[Some records]
======
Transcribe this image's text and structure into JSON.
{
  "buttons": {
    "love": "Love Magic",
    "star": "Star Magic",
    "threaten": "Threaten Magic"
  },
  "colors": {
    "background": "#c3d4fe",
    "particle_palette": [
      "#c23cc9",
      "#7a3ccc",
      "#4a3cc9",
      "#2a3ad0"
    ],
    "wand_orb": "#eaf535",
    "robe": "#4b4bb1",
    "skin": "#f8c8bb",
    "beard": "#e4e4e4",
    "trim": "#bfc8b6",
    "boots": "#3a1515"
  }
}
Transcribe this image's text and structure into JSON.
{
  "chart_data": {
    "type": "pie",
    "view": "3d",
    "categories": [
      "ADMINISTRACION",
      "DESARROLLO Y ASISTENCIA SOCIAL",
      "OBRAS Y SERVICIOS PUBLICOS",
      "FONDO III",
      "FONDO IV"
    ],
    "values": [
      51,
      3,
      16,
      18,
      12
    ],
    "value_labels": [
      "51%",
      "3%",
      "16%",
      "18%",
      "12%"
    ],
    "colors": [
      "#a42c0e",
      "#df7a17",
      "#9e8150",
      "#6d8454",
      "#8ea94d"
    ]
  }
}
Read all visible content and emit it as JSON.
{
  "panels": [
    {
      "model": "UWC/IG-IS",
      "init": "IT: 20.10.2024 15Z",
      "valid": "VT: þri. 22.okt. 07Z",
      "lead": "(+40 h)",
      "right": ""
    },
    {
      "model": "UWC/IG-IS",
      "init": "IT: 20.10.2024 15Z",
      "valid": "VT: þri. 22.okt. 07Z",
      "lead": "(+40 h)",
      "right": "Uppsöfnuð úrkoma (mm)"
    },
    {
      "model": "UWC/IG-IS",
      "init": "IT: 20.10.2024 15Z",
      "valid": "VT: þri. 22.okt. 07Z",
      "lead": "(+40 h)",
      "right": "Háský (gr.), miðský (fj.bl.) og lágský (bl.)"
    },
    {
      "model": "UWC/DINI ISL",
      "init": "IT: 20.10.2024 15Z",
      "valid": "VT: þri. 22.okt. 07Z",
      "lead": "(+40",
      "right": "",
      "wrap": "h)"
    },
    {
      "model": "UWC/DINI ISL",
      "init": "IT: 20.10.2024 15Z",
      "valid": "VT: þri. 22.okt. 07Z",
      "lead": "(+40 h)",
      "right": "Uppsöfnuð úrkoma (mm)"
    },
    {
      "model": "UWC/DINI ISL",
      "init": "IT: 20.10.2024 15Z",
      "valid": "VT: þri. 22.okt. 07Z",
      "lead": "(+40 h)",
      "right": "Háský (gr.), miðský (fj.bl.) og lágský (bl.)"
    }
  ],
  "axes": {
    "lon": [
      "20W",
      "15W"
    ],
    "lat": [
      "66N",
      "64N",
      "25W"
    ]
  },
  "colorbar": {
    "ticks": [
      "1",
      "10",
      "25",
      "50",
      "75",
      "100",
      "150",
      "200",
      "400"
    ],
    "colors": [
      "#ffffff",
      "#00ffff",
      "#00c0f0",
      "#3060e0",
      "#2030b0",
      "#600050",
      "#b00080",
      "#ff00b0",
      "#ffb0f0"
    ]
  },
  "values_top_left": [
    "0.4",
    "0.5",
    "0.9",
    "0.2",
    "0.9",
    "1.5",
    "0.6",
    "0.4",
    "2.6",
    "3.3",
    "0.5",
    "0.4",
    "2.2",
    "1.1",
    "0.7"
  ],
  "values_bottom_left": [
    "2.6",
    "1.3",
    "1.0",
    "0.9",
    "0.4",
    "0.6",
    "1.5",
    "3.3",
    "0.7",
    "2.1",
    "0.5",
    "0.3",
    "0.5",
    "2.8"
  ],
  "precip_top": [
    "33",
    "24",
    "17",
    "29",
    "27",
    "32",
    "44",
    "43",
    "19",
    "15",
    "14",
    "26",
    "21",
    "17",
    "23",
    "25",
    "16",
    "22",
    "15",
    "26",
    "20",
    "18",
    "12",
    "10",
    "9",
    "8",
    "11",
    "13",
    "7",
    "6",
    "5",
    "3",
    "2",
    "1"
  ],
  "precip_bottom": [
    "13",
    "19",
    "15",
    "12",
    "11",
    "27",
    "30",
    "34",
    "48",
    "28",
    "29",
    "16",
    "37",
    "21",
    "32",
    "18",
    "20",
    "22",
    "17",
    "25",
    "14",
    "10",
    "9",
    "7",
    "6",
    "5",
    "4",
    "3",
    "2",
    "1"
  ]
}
======
* [EXERCISE DIRECTIONS] All of the data shown above must be copied exactly.

* [SOLVED EXERCISE]
Transcribe this image's text and structure into JSON.
{
  "buttons": {
    "love": "Love Magic",
    "star": "Star Magic",
    "threaten": "Threaten Magic"
  },
  "colors": {
    "background": "#c3d4fe",
    "particle_palette": [
      "#c23cc9",
      "#7a3ccc",
      "#4a3cc9",
      "#2a3ad0"
    ],
    "wand_orb": "#eaf535",
    "robe": "#4b4bb1",
    "skin": "#f8c8bb",
    "beard": "#e4e4e4",
    "trim": "#bfc8b6",
    "boots": "#3a1515"
  }
}
Transcribe this image's text and structure into JSON.
{
  "chart_data": {
    "type": "pie",
    "view": "3d",
    "categories": [
      "ADMINISTRACION",
      "DESARROLLO Y ASISTENCIA SOCIAL",
      "OBRAS Y SERVICIOS PUBLICOS",
      "FONDO III",
      "FONDO IV"
    ],
    "values": [
      51,
      3,
      16,
      18,
      12
    ],
    "value_labels": [
      "51%",
      "3%",
      "16%",
      "18%",
      "12%"
    ],
    "colors": [
      "#a42c0e",
      "#df7a17",
      "#9e8150",
      "#6d8454",
      "#8ea94d"
    ]
  }
}
Read all visible content and emit it as JSON.
{
  "panels": [
    {
      "model": "UWC/IG-IS",
      "init": "IT: 20.10.2024 15Z",
      "valid": "VT: þri. 22.okt. 07Z",
      "lead": "(+40 h)",
      "right": ""
    },
    {
      "model": "UWC/IG-IS",
      "init": "IT: 20.10.2024 15Z",
      "valid": "VT: þri. 22.okt. 07Z",
      "lead": "(+40 h)",
      "right": "Uppsöfnuð úrkoma (mm)"
    },
    {
      "model": "UWC/IG-IS",
      "init": "IT: 20.10.2024 15Z",
      "valid": "VT: þri. 22.okt. 07Z",
      "lead": "(+40 h)",
      "right": "Háský (gr.), miðský (fj.bl.) og lágský (bl.)"
    },
    {
      "model": "UWC/DINI ISL",
      "init": "IT: 20.10.2024 15Z",
      "valid": "VT: þri. 22.okt. 07Z",
      "lead": "(+40",
      "right": "",
      "wrap": "h)"
    },
    {
      "model": "UWC/DINI ISL",
      "init": "IT: 20.10.2024 15Z",
      "valid": "VT: þri. 22.okt. 07Z",
      "lead": "(+40 h)",
      "right": "Uppsöfnuð úrkoma (mm)"
    },
    {
      "model": "UWC/DINI ISL",
      "init": "IT: 20.10.2024 15Z",
      "valid": "VT: þri. 22.okt. 07Z",
      "lead": "(+40 h)",
      "right": "Háský (gr.), miðský (fj.bl.) og lágský (bl.)"
    }
  ],
  "axes": {
    "lon": [
      "20W",
      "15W"
    ],
    "lat": [
      "66N",
      "64N",
      "25W"
    ]
  },
  "colorbar": {
    "ticks": [
      "1",
      "10",
      "25",
      "50",
      "75",
      "100",
      "150",
      "200",
      "400"
    ],
    "colors": [
      "#ffffff",
      "#00ffff",
      "#00c0f0",
      "#3060e0",
      "#2030b0",
      "#600050",
      "#b00080",
      "#ff00b0",
      "#ffb0f0"
    ]
  },
  "values_top_left": [
    "0.4",
    "0.5",
    "0.9",
    "0.2",
    "0.9",
    "1.5",
    "0.6",
    "0.4",
    "2.6",
    "3.3",
    "0.5",
    "0.4",
    "2.2",
    "1.1",
    "0.7"
  ],
  "values_bottom_left": [
    "2.6",
    "1.3",
    "1.0",
    "0.9",
    "0.4",
    "0.6",
    "1.5",
    "3.3",
    "0.7",
    "2.1",
    "0.5",
    "0.3",
    "0.5",
    "2.8"
  ],
  "precip_top": [
    "33",
    "24",
    "17",
    "29",
    "27",
    "32",
    "44",
    "43",
    "19",
    "15",
    "14",
    "26",
    "21",
    "17",
    "23",
    "25",
    "16",
    "22",
    "15",
    "26",
    "20",
    "18",
    "12",
    "10",
    "9",
    "8",
    "11",
    "13",
    "7",
    "6",
    "5",
    "3",
    "2",
    "1"
  ],
  "precip_bottom": [
    "13",
    "19",
    "15",
    "12",
    "11",
    "27",
    "30",
    "34",
    "48",
    "28",
    "29",
    "16",
    "37",
    "21",
    "32",
    "18",
    "20",
    "22",
    "17",
    "25",
    "14",
    "10",
    "9",
    "7",
    "6",
    "5",
    "4",
    "3",
    "2",
    "1"
  ]
}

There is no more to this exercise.